**PROBLEM TO SOLVE**
Extract, from the listing that follows, each line containing the word "IBAN".

***

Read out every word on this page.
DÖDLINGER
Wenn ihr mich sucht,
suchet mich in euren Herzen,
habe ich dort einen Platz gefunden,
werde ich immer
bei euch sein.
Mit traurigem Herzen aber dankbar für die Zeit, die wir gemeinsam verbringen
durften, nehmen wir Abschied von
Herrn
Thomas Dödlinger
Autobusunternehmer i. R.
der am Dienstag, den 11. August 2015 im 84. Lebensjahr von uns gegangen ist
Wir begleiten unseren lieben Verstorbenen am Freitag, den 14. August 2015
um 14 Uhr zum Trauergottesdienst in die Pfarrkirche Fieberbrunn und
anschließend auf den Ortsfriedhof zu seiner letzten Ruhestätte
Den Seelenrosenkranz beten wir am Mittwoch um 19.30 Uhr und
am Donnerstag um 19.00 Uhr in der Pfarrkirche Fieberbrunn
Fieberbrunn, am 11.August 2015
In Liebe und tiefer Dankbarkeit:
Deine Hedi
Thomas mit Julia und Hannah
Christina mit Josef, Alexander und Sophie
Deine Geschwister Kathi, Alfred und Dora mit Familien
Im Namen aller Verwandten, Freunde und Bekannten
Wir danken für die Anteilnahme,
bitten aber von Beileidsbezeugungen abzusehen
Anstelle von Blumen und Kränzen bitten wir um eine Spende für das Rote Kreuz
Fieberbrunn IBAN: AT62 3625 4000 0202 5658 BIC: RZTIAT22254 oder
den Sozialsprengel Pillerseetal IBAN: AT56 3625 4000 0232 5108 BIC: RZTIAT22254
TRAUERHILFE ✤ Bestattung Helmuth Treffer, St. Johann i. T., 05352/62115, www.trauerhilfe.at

***

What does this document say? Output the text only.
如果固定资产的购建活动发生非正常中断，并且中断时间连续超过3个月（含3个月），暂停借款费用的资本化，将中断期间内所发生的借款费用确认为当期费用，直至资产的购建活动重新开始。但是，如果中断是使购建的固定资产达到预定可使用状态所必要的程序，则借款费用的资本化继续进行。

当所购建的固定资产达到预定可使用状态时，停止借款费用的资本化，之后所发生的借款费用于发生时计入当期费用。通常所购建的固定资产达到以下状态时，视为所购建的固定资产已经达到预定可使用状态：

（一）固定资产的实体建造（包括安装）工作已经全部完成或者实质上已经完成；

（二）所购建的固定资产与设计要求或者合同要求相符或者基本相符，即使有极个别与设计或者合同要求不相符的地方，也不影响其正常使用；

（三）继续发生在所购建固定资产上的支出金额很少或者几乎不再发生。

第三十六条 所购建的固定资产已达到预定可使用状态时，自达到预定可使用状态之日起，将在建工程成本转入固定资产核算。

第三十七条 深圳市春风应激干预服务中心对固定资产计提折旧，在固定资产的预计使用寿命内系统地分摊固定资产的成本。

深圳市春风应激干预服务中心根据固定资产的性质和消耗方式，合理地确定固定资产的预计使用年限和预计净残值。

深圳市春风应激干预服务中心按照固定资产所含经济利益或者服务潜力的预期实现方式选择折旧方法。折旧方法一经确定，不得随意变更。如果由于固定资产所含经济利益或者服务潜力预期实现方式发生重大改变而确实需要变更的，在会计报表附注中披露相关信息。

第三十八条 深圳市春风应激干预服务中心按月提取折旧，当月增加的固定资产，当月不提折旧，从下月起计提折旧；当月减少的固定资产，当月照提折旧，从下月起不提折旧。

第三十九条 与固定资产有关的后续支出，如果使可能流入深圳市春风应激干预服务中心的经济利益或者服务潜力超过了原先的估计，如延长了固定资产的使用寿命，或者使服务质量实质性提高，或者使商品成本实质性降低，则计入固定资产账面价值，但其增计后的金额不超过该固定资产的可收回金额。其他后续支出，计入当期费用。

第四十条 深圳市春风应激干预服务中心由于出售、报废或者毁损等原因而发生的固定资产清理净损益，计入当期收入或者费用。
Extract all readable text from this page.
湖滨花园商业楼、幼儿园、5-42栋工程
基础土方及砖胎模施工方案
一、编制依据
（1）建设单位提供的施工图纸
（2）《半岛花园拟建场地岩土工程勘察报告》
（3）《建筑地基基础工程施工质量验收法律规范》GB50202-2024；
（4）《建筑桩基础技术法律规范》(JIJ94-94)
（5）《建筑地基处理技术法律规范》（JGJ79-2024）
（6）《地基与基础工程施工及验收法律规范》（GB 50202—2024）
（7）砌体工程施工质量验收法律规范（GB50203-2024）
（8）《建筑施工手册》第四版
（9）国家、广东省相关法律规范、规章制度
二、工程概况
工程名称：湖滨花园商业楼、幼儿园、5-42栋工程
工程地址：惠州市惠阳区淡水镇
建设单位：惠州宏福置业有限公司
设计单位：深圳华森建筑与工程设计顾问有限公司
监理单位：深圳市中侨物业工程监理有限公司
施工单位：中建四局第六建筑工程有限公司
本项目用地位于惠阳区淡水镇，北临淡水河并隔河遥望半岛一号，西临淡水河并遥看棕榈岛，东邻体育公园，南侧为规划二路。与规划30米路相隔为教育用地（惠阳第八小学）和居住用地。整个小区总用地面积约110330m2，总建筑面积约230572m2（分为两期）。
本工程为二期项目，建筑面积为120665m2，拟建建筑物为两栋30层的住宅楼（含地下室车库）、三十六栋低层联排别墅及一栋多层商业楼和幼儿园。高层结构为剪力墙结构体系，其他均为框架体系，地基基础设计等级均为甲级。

***

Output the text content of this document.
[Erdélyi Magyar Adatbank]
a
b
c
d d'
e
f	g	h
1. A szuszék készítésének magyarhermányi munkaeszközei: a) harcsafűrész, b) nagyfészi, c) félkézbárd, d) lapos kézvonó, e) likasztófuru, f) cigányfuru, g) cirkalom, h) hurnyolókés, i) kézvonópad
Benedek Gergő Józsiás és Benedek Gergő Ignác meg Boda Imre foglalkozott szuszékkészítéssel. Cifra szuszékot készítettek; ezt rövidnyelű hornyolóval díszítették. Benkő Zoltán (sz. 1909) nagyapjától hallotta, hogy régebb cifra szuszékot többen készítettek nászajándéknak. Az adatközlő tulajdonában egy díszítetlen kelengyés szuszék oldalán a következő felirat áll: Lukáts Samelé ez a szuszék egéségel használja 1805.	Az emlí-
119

***

**SOLUTION FOR THIS PROBLEM**
Fieberbrunn IBAN: AT62 3625 4000 0202 5658 BIC: RZTIAT22254 oder
den Sozialsprengel Pillerseetal IBAN: AT56 3625 4000 0232 5108 BIC: RZTIAT22254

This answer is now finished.